## WRITTEN EXERCISE
Look for the word "JSON" in the entries below, then copy every line that has it.

--- --- ---

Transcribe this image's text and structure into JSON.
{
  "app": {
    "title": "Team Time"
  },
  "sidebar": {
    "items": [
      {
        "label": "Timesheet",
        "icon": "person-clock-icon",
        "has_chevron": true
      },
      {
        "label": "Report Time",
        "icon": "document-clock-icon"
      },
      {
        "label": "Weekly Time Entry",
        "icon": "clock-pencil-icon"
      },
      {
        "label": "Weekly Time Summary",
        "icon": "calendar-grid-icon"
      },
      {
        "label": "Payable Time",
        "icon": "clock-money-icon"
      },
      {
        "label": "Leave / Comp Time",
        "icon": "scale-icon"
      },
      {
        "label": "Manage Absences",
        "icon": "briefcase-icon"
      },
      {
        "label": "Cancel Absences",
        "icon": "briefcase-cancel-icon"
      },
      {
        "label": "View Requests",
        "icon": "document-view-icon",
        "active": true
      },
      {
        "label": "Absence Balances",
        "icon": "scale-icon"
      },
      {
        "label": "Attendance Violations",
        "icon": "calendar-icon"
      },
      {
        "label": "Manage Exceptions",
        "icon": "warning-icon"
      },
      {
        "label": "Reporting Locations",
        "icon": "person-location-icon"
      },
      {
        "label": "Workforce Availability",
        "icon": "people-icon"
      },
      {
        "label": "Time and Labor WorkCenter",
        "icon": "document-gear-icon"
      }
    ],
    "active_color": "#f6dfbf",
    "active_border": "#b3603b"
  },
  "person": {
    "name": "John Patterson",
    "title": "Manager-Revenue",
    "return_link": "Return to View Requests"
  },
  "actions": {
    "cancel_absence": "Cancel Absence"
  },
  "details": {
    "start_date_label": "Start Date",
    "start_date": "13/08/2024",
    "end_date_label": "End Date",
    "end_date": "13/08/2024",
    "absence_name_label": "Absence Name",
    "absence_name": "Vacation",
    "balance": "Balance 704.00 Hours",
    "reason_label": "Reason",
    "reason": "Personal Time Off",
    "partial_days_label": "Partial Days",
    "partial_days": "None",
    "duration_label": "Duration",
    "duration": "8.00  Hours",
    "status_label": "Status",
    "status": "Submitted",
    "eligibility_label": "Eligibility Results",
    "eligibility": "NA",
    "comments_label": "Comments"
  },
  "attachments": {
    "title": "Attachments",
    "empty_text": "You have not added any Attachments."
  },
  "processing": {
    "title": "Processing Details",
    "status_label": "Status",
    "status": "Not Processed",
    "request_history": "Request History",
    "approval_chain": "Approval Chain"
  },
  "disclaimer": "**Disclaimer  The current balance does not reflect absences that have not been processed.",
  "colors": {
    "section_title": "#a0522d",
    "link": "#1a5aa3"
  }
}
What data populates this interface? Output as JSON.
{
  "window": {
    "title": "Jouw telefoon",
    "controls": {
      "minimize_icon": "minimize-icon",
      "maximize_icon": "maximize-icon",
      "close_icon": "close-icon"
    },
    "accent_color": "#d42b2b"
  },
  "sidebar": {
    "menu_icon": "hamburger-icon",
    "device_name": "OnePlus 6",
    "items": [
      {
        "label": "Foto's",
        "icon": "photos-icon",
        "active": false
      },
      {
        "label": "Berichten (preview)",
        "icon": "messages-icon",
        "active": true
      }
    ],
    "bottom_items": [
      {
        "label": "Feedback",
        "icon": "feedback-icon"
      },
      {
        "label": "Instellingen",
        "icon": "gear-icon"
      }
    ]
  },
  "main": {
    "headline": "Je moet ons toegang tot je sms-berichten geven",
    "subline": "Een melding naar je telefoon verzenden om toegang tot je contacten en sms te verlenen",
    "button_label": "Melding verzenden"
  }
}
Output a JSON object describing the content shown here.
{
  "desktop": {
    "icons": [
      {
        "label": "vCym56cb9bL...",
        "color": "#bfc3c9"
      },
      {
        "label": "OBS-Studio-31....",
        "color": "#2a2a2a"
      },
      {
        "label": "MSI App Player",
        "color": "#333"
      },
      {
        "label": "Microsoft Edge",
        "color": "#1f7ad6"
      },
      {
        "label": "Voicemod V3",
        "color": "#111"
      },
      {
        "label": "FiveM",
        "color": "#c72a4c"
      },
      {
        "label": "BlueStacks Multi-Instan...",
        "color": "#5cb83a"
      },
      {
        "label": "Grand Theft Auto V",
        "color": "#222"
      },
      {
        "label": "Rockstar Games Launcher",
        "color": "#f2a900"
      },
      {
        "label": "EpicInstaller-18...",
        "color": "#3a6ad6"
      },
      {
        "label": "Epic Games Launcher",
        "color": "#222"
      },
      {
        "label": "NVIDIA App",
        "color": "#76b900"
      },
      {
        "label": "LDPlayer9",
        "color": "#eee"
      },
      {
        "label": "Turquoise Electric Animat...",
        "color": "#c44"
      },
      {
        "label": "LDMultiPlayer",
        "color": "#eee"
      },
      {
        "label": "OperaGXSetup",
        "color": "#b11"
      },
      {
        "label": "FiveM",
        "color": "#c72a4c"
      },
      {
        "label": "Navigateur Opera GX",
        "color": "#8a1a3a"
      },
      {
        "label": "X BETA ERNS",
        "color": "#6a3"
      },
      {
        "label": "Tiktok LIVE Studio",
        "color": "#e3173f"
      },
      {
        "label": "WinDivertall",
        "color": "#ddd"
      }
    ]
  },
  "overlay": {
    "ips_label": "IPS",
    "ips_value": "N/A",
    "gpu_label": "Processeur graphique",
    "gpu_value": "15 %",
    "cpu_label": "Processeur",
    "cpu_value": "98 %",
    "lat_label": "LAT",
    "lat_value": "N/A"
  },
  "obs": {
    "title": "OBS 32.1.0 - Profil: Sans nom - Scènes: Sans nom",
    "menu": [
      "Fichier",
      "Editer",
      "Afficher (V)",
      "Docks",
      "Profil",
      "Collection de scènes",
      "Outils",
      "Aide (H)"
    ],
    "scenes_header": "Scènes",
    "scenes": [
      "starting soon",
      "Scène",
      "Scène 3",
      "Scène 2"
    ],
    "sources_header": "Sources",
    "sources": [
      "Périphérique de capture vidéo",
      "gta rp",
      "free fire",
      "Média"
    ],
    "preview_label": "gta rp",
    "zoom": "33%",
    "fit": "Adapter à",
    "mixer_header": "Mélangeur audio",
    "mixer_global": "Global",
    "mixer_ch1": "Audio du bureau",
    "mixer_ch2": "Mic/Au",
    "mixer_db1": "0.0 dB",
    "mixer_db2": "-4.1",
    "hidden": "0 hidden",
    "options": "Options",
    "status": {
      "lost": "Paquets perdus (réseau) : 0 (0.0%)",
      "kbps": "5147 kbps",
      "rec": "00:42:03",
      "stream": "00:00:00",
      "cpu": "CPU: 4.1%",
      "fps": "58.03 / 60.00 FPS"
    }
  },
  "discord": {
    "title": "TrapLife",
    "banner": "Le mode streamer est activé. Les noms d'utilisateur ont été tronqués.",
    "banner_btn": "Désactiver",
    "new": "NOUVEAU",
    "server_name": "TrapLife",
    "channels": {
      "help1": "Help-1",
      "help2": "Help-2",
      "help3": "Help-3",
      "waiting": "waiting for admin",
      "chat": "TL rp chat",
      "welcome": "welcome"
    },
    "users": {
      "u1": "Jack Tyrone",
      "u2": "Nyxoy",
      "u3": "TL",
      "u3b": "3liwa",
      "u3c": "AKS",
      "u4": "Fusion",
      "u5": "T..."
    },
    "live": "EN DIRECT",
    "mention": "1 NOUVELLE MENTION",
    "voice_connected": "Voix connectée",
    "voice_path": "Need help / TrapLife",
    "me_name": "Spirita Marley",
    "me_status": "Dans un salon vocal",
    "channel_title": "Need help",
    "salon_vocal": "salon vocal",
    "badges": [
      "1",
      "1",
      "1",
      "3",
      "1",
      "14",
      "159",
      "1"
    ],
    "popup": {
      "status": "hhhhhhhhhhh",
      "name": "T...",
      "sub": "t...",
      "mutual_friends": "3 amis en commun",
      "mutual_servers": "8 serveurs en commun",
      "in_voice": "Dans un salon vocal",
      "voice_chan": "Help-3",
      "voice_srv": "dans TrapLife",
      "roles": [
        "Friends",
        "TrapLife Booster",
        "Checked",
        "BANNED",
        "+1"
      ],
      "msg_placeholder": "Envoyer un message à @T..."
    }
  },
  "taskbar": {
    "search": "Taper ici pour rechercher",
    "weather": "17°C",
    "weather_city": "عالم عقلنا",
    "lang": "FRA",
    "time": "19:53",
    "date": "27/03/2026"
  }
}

--- --- ---

## THE COMPLETED TASK
Transcribe this image's text and structure into JSON.
What data populates this interface? Output as JSON.
Output a JSON object describing the content shown here.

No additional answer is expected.